## Instruction
Pick out every line of the entries below where "name" occurs, and copy those lines.

START Data rows

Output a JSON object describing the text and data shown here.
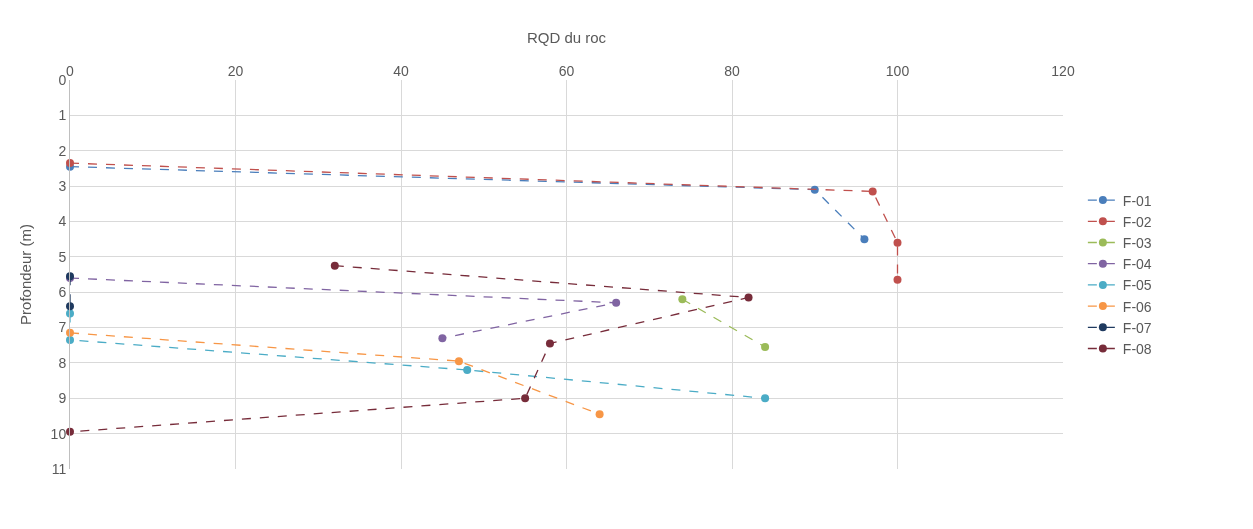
{
  "chart_data": {
    "type": "line",
    "xlabel": "RQD du roc",
    "ylabel": "Profondeur (m)",
    "xlim": [
      0,
      120
    ],
    "xticks": [
      0,
      20,
      40,
      60,
      80,
      100,
      120
    ],
    "ylim": [
      11,
      0
    ],
    "yticks": [
      0,
      1,
      2,
      3,
      4,
      5,
      6,
      7,
      8,
      9,
      10,
      11
    ],
    "grid": true,
    "legend": "right",
    "marker": "circle",
    "line_style": "dashed",
    "series": [
      {
        "name": "F-01",
        "color": "#4a7ebb",
        "x": [
          0,
          90,
          96
        ],
        "values": [
          2.45,
          3.1,
          4.5
        ]
      },
      {
        "name": "F-02",
        "color": "#c0504d",
        "x": [
          0,
          97,
          100,
          100
        ],
        "values": [
          2.35,
          3.15,
          4.6,
          5.65
        ]
      },
      {
        "name": "F-03",
        "color": "#9bbb59",
        "x": [
          74,
          84
        ],
        "values": [
          6.2,
          7.55
        ]
      },
      {
        "name": "F-04",
        "color": "#8064a2",
        "x": [
          0,
          66,
          45
        ],
        "values": [
          5.6,
          6.3,
          7.3
        ]
      },
      {
        "name": "F-05",
        "color": "#4bacc6",
        "x": [
          0,
          0,
          48,
          84
        ],
        "values": [
          6.6,
          7.35,
          8.2,
          9.0
        ]
      },
      {
        "name": "F-06",
        "color": "#f79646",
        "x": [
          0,
          47,
          64
        ],
        "values": [
          7.15,
          7.95,
          9.45
        ]
      },
      {
        "name": "F-07",
        "color": "#1f3a5f",
        "x": [
          0,
          0
        ],
        "values": [
          5.55,
          6.4
        ]
      },
      {
        "name": "F-08",
        "color": "#772c3a",
        "x": [
          32,
          82,
          58,
          55,
          0
        ],
        "values": [
          5.25,
          6.15,
          7.45,
          9.0,
          9.95
        ]
      }
    ]
  }
}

END Data rows

## Worked answer
        "name": "F-01",
        "name": "F-02",
        "name": "F-03",
        "name": "F-04",
        "name": "F-05",
        "name": "F-06",
        "name": "F-07",
        "name": "F-08",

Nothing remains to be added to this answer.